Direction:
Reproduce the data below word for word, from its first line through the line containing "table-row — [0, 781, 1063, 799]", including both.

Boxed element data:
○ ○ ○ ○ ○
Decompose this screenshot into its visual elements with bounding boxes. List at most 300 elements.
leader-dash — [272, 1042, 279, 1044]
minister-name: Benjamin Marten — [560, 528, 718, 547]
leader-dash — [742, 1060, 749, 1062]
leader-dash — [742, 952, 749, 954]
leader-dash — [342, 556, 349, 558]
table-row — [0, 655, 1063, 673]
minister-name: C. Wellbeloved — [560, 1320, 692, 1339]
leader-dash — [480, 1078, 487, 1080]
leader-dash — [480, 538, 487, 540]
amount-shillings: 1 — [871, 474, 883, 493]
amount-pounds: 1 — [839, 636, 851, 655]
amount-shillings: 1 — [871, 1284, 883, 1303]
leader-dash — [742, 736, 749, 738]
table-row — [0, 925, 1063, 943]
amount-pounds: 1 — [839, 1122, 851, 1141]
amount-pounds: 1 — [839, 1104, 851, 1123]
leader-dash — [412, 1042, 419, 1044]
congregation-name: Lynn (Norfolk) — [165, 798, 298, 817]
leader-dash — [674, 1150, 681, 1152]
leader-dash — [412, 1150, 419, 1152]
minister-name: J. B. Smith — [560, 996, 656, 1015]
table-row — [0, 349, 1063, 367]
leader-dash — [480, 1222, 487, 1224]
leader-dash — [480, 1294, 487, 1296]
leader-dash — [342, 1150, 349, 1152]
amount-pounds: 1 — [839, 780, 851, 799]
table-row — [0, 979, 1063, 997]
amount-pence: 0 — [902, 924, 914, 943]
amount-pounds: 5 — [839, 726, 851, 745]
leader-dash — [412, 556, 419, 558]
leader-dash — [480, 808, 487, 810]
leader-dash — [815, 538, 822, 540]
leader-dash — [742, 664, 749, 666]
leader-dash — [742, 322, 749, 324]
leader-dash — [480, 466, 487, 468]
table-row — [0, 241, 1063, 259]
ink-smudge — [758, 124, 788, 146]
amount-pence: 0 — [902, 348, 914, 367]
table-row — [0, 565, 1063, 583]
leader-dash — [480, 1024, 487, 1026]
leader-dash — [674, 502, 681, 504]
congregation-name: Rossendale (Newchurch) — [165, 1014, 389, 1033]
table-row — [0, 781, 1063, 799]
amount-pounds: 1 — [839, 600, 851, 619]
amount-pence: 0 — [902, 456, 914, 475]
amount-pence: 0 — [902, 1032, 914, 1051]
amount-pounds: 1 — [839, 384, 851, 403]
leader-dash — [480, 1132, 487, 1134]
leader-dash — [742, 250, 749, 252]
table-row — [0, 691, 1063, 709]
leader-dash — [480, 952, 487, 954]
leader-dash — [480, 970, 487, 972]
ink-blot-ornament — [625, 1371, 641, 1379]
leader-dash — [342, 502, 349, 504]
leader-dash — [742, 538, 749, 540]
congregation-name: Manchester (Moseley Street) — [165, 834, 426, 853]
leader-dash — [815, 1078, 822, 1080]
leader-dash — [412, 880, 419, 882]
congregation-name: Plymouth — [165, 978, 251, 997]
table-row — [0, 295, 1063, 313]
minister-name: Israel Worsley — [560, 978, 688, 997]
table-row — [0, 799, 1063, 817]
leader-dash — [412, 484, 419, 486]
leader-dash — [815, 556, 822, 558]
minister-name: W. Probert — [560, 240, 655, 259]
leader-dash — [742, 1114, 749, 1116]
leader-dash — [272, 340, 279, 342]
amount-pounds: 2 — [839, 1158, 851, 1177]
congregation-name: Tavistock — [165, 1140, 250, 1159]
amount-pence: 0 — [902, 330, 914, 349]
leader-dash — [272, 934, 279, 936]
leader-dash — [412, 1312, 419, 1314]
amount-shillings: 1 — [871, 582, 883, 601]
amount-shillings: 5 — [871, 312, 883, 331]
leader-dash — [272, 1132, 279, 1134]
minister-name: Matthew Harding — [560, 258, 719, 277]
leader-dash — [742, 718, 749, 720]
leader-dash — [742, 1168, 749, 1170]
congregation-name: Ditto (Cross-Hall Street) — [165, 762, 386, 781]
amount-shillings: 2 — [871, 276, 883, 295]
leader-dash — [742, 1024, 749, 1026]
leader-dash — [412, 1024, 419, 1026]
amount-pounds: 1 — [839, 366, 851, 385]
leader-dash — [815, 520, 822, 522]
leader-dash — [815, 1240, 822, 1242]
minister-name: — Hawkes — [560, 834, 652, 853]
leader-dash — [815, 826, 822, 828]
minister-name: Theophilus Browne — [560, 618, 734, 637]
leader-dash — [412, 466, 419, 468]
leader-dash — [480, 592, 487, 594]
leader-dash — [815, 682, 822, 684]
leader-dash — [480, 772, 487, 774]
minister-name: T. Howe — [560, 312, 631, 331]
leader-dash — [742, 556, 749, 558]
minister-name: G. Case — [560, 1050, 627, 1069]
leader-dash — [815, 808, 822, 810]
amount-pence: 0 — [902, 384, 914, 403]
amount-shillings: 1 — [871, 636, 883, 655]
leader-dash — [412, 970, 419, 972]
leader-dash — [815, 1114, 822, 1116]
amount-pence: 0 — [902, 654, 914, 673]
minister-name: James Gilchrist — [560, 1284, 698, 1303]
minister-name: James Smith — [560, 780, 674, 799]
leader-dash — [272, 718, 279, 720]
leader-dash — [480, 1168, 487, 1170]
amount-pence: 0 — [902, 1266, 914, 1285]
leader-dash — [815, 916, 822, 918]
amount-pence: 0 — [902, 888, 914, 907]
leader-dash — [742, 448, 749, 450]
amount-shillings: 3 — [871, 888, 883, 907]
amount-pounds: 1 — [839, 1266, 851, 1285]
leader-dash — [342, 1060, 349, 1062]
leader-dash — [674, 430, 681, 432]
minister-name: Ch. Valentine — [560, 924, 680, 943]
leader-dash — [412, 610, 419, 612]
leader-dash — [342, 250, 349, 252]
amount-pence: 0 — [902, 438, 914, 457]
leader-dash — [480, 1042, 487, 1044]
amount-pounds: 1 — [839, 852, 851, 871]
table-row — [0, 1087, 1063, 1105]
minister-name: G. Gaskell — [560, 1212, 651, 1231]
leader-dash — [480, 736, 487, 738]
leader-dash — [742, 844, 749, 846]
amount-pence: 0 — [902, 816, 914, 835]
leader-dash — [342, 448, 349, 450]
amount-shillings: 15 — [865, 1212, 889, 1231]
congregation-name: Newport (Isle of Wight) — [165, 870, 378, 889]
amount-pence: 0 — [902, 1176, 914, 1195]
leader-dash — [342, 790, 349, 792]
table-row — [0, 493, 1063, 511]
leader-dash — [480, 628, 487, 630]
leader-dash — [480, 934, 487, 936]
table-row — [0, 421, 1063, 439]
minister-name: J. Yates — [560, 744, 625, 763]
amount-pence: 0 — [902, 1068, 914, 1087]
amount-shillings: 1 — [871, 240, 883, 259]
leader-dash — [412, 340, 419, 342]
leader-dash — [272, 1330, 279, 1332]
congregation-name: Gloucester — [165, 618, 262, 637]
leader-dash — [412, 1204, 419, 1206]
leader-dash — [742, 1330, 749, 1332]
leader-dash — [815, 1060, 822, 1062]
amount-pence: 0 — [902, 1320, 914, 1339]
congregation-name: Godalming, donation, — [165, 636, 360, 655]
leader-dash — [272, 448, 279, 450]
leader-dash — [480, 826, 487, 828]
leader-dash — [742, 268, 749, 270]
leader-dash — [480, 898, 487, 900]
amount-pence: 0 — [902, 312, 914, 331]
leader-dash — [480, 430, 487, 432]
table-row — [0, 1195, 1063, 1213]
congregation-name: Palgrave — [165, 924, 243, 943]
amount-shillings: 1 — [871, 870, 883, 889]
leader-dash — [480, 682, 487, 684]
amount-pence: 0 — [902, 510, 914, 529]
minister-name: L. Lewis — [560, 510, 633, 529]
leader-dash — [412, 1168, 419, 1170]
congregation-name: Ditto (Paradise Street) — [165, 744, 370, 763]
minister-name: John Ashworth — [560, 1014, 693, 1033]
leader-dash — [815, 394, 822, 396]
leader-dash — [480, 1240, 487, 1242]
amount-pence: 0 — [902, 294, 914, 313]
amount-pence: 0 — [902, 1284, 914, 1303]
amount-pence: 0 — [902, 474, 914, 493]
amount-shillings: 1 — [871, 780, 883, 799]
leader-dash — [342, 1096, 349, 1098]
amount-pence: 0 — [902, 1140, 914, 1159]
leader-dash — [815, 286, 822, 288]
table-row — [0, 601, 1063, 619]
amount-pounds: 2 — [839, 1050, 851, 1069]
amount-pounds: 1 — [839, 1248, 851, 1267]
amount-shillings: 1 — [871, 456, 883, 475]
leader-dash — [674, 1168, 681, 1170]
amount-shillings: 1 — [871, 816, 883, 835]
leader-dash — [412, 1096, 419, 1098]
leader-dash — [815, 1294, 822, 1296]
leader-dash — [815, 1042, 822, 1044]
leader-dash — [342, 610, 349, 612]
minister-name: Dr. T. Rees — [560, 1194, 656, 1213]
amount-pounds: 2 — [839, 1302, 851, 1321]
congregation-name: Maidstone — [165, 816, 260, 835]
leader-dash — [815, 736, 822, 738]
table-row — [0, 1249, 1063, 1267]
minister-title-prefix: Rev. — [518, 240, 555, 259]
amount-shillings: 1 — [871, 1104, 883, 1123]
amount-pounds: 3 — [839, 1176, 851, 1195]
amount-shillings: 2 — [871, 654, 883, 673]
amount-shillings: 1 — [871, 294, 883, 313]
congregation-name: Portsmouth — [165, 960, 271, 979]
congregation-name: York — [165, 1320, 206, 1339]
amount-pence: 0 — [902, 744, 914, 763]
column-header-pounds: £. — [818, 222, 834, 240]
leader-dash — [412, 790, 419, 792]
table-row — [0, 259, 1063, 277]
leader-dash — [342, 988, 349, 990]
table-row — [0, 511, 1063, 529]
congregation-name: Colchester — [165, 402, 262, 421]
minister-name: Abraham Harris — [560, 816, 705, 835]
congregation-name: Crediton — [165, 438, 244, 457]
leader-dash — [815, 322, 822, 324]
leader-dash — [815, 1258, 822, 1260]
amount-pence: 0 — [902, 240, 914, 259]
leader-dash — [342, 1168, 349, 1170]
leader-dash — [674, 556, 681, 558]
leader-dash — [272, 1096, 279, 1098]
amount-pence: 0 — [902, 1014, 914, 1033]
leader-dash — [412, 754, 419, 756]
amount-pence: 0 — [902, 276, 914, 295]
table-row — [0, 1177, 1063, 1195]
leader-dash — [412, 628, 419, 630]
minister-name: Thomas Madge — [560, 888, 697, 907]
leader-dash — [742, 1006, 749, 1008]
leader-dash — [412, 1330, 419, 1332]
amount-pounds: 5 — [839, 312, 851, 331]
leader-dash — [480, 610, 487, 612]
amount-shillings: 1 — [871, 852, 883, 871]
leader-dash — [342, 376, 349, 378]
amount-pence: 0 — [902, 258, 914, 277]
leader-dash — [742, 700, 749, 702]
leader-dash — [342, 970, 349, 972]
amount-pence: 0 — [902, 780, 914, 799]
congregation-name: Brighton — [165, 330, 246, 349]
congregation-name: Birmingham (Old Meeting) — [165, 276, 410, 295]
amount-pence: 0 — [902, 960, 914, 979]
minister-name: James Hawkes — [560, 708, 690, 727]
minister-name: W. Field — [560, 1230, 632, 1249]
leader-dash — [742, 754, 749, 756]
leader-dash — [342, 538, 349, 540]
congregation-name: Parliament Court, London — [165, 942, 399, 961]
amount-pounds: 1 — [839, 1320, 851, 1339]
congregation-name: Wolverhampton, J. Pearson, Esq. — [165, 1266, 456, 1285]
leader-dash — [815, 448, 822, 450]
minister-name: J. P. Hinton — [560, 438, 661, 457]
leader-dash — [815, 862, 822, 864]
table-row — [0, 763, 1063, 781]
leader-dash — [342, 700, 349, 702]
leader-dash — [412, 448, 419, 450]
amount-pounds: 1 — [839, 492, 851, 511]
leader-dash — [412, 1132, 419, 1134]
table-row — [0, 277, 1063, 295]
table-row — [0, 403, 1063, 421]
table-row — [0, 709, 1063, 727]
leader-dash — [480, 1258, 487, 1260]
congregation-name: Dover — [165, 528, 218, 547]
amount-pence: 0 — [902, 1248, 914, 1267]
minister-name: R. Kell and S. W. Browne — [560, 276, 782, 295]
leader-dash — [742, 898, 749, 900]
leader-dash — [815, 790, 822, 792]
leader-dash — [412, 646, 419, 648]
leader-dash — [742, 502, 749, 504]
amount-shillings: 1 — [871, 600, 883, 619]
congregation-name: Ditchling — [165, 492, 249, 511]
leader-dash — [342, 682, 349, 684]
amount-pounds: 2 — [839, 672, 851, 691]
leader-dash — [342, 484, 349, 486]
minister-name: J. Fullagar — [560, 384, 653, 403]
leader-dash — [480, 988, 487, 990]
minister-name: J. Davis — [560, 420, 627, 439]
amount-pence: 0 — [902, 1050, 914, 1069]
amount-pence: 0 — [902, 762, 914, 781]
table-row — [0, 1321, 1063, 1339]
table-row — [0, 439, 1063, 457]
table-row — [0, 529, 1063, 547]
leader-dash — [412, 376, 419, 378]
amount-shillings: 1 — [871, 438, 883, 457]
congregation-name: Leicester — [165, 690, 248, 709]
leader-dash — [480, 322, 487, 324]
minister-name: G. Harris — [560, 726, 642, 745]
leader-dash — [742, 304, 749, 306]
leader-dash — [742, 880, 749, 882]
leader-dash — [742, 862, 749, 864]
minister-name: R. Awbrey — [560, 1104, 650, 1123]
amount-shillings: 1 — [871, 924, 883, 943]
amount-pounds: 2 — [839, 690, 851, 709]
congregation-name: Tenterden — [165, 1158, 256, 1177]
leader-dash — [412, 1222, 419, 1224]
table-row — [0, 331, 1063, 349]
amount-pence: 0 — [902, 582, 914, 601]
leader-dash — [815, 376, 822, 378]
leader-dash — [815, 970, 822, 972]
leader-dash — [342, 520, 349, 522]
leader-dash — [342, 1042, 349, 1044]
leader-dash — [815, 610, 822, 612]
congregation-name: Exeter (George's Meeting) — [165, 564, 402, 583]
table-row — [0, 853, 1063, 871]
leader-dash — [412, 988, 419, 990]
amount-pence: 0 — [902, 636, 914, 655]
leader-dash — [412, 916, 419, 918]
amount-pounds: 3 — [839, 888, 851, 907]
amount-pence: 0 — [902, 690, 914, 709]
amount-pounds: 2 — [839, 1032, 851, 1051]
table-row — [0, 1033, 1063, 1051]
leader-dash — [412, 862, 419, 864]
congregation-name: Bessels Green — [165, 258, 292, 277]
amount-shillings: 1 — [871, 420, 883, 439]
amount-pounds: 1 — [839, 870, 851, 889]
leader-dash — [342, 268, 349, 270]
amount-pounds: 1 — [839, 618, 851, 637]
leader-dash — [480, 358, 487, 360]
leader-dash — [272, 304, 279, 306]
○ ○ ○ ○ ○
Completed exercise:
Decompose this screenshot into its visual elements with bounding boxes. List at most 300 elements.
leader-dash — [272, 1042, 279, 1044]
minister-name: Benjamin Marten — [560, 528, 718, 547]
leader-dash — [742, 1060, 749, 1062]
leader-dash — [742, 952, 749, 954]
leader-dash — [342, 556, 349, 558]
table-row — [0, 655, 1063, 673]
minister-name: C. Wellbeloved — [560, 1320, 692, 1339]
leader-dash — [480, 1078, 487, 1080]
leader-dash — [480, 538, 487, 540]
amount-shillings: 1 — [871, 474, 883, 493]
amount-pounds: 1 — [839, 636, 851, 655]
amount-shillings: 1 — [871, 1284, 883, 1303]
leader-dash — [742, 736, 749, 738]
table-row — [0, 925, 1063, 943]
amount-pounds: 1 — [839, 1122, 851, 1141]
amount-pounds: 1 — [839, 1104, 851, 1123]
leader-dash — [412, 1042, 419, 1044]
congregation-name: Lynn (Norfolk) — [165, 798, 298, 817]
leader-dash — [674, 1150, 681, 1152]
leader-dash — [412, 1150, 419, 1152]
minister-name: J. B. Smith — [560, 996, 656, 1015]
table-row — [0, 349, 1063, 367]
leader-dash — [480, 1222, 487, 1224]
leader-dash — [480, 1294, 487, 1296]
leader-dash — [342, 1150, 349, 1152]
amount-pounds: 1 — [839, 780, 851, 799]
table-row — [0, 979, 1063, 997]
amount-pence: 0 — [902, 924, 914, 943]
amount-pounds: 5 — [839, 726, 851, 745]
leader-dash — [412, 556, 419, 558]
leader-dash — [480, 808, 487, 810]
leader-dash — [815, 538, 822, 540]
leader-dash — [742, 664, 749, 666]
leader-dash — [742, 322, 749, 324]
leader-dash — [480, 466, 487, 468]
table-row — [0, 241, 1063, 259]
ink-smudge — [758, 124, 788, 146]
amount-pence: 0 — [902, 348, 914, 367]
table-row — [0, 565, 1063, 583]
leader-dash — [480, 1024, 487, 1026]
leader-dash — [674, 502, 681, 504]
congregation-name: Rossendale (Newchurch) — [165, 1014, 389, 1033]
table-row — [0, 781, 1063, 799]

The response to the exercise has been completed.